[Extracted records]
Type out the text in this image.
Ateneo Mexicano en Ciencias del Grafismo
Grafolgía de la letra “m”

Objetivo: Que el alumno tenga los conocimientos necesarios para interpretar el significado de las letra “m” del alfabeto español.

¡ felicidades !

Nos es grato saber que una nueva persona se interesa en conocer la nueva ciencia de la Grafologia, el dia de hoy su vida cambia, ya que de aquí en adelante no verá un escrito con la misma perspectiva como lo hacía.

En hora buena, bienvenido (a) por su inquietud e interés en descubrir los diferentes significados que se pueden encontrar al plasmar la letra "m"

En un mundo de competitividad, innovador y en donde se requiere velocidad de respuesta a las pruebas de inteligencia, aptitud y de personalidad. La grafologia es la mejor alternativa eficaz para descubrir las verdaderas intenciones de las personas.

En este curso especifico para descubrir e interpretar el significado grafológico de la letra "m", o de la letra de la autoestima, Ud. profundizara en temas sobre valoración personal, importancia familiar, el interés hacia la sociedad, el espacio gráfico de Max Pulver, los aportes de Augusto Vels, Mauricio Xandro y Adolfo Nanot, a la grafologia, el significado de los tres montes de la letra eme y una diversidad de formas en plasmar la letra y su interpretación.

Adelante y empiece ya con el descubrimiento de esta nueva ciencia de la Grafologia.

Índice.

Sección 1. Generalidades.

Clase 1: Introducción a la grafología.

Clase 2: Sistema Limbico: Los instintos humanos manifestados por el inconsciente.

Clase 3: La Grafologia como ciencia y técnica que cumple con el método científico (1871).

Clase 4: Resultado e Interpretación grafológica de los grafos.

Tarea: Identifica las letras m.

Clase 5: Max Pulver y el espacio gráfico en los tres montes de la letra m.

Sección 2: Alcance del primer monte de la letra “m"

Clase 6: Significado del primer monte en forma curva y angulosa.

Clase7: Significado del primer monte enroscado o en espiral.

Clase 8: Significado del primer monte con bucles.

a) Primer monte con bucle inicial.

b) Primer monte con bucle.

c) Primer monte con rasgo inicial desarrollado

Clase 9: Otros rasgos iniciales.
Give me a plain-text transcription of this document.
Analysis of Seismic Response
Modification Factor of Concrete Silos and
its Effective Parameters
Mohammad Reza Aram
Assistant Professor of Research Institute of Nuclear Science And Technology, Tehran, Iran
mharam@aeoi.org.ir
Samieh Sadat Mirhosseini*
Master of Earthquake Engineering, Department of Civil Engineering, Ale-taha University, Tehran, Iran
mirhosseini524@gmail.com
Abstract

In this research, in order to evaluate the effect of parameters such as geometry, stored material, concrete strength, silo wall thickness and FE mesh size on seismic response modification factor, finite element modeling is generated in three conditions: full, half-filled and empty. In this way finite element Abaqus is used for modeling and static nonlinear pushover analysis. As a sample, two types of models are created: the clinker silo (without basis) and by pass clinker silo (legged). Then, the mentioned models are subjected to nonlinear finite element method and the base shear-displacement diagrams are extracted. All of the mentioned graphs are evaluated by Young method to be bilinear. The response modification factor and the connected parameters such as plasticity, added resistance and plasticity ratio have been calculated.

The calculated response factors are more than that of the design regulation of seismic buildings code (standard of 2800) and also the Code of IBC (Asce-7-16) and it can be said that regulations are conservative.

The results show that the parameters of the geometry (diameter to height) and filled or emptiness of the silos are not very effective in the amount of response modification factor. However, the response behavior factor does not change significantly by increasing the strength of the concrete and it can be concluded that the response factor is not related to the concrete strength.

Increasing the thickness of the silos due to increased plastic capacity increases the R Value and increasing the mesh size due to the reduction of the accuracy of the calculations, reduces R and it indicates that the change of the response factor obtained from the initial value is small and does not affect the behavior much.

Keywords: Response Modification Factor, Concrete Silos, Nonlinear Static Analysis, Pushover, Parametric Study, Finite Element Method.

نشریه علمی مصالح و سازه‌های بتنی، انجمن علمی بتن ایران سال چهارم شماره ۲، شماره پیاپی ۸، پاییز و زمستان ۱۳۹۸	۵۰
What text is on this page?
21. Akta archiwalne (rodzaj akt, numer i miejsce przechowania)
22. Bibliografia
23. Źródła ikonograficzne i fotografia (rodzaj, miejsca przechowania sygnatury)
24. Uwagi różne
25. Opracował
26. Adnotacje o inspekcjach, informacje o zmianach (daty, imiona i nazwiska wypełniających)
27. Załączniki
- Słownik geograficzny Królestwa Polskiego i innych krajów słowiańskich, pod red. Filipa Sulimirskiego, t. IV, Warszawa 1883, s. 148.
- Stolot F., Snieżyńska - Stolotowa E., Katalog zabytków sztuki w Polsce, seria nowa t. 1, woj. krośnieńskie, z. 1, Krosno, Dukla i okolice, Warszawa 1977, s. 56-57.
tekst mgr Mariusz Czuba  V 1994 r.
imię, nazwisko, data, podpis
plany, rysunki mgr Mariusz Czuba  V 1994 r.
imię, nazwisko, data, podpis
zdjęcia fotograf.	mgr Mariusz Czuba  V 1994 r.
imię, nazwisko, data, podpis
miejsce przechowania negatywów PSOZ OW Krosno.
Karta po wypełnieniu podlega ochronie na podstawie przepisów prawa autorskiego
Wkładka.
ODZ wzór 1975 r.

**What you are asked to do:**
Nothing but the lines from the one with "What text is on this page?" through the last line should be repeated, each exactly as it stands.

**Solution to this problem:**
What text is on this page?
21. Akta archiwalne (rodzaj akt, numer i miejsce przechowania)
22. Bibliografia
23. Źródła ikonograficzne i fotografia (rodzaj, miejsca przechowania sygnatury)
24. Uwagi różne
25. Opracował
26. Adnotacje o inspekcjach, informacje o zmianach (daty, imiona i nazwiska wypełniających)
27. Załączniki
- Słownik geograficzny Królestwa Polskiego i innych krajów słowiańskich, pod red. Filipa Sulimirskiego, t. IV, Warszawa 1883, s. 148.
- Stolot F., Snieżyńska - Stolotowa E., Katalog zabytków sztuki w Polsce, seria nowa t. 1, woj. krośnieńskie, z. 1, Krosno, Dukla i okolice, Warszawa 1977, s. 56-57.
tekst mgr Mariusz Czuba  V 1994 r.
imię, nazwisko, data, podpis
plany, rysunki mgr Mariusz Czuba  V 1994 r.
imię, nazwisko, data, podpis
zdjęcia fotograf.	mgr Mariusz Czuba  V 1994 r.
imię, nazwisko, data, podpis
miejsce przechowania negatywów PSOZ OW Krosno.
Karta po wypełnieniu podlega ochronie na podstawie przepisów prawa autorskiego
Wkładka.
ODZ wzór 1975 r.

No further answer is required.